Exercícios propostos
1) Com base no texto sobre a tiroide, explique em que sentido a levotiroxina, uma forma sintética de T4, acaba também por fornecer T3 ao organismo.
2) De acordo com o texto sobre a tiroide, que dose diária de levotiroxina se usa para iniciar o tratamento em idosos?
3) Prossiga o texto sobre a tiroide a partir da sua última frase, mantendo o mesmo estilo de tópicos.

Cintigrafia de captação da tiroide (tiroidite versus outras doenças tiroideias):
A: normal
B: Doença de Graves: aumento difuso da captação em ambos os lobos da tiroide
C: bócio multinodular tóxico: áreas “quentes” e “frias” de absorção irregular
D: adenoma tóxico: aumento da captação num único nódulo com supressão da tiroide circundante
E: tiroidite: captação diminuída ou ausente

Imagem: “Technetium 99” por Endocrine Unit, Freeman Hospital, Newcastle upon Tyne, United Kingdom. Licença: CC BY 4.0

Tratamento e Complicações

Terapêutica de reposição da tiroide

  • Levotiroxina: forma sintética de T4 que é convertida perifericamente em T3
  • Dosagem:
    • 1,6 mcg / kg de peso corporal por dia em pacientes jovens e saudáveis
    • Dose inicial de 25 mcg por dia em idosos
    • Dose diferente para população pediátrica
  • Duração: vitalícia
  • Absorção reduzida por antiácidos, ferro, cálcio
  • Avaliar TSH após 6 semanas e ajustar a dose.

Dados de entrada
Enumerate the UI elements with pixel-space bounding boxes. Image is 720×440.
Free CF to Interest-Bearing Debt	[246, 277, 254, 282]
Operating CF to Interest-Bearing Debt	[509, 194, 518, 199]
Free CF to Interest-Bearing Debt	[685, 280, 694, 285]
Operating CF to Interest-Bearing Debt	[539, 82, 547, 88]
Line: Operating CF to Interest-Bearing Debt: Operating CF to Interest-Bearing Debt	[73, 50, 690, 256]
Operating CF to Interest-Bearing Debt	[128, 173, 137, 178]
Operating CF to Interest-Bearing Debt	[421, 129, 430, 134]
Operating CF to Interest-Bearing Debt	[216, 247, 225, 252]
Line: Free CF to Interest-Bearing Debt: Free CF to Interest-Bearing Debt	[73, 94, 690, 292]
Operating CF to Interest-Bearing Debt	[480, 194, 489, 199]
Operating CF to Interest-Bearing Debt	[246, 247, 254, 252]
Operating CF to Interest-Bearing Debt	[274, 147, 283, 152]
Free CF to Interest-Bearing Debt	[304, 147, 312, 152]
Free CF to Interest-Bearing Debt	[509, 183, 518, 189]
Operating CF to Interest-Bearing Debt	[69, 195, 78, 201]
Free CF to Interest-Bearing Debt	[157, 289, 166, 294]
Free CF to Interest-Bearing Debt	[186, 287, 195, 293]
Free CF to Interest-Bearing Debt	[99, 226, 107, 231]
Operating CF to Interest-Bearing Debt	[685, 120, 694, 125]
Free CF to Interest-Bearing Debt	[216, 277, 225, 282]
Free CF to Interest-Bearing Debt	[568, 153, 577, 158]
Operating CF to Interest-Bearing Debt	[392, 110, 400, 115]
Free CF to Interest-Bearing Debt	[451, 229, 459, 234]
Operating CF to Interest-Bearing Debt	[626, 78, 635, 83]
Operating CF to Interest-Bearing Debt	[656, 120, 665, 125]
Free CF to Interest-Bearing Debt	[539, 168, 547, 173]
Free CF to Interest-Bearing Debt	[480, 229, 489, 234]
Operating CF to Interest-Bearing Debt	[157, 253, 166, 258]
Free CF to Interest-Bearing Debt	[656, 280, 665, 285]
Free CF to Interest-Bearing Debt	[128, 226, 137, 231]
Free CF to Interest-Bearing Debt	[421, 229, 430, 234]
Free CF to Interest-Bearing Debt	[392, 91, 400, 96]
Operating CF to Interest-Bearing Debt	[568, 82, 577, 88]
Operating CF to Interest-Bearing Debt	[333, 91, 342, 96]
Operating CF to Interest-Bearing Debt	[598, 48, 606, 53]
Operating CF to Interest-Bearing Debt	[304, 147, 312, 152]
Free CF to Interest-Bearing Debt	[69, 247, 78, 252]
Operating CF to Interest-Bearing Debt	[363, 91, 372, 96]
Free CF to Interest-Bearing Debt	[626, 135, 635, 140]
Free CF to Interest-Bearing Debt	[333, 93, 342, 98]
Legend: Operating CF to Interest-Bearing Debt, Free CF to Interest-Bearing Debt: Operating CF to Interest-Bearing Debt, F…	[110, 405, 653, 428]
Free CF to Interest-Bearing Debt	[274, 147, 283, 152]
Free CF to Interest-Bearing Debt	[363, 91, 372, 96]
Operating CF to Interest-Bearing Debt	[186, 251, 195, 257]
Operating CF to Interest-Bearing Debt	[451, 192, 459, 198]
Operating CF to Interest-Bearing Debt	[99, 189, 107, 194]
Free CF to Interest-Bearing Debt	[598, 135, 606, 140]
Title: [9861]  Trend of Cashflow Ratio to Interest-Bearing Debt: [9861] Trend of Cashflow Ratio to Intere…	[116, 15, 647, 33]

Soluções
1) A levotiroxina é uma forma sintética de T4 que o organismo converte perifericamente em T3. Por isso, a sua administração acaba também por fornecer T3.

2) A dose inicial é de 25 mcg por dia.

3)
Algoritmo do tratamento de hashimoto

Diagrama esquemático do tratamento da tiroidite de Hashimoto:
De salientar que os ajustes dependem dos níveis de TSH.

Imagem por Lecturio.

Complicações

  • Coma mixedematoso: hipotiroidismo grave caracterizado pela função retardada de múltiplos órgãos
    • Considerada uma emergência médica
    • Pode levar a choque e morte (taxa de mortalidade de até 50%)
  • Os pacientes com tiroidite de Hashimoto têm risco aumentado de:
    • Outras doenças autoimunes (por exemplo, diabetes mellitus tipo 1, Doença de Addison
    • Linfoma de células B da glândula tiroideia

Diagnósticos Diferenciais

  • Tiroidite subaguda (tiroidite De Quervain): inflamação aguda da tiroide frequentemente associada a infeção virusal prévia e principal causa de dor cervical de origem tiroideia. A apresentação inclui dor no pescoço com bócio. A investigação laboratorial revela TSH baixa, T4 livre elevada, velocidade de sedimentação elevada e captação de iodo radioativo baixa ou ausente. Frequentemente autolimitada, que pode passar por um estado de hipertiroidismo e, posteriormente um estado de eutiroidismo seguido de hipotiroidismo. A normalização da função tiroideia pode demorar meses.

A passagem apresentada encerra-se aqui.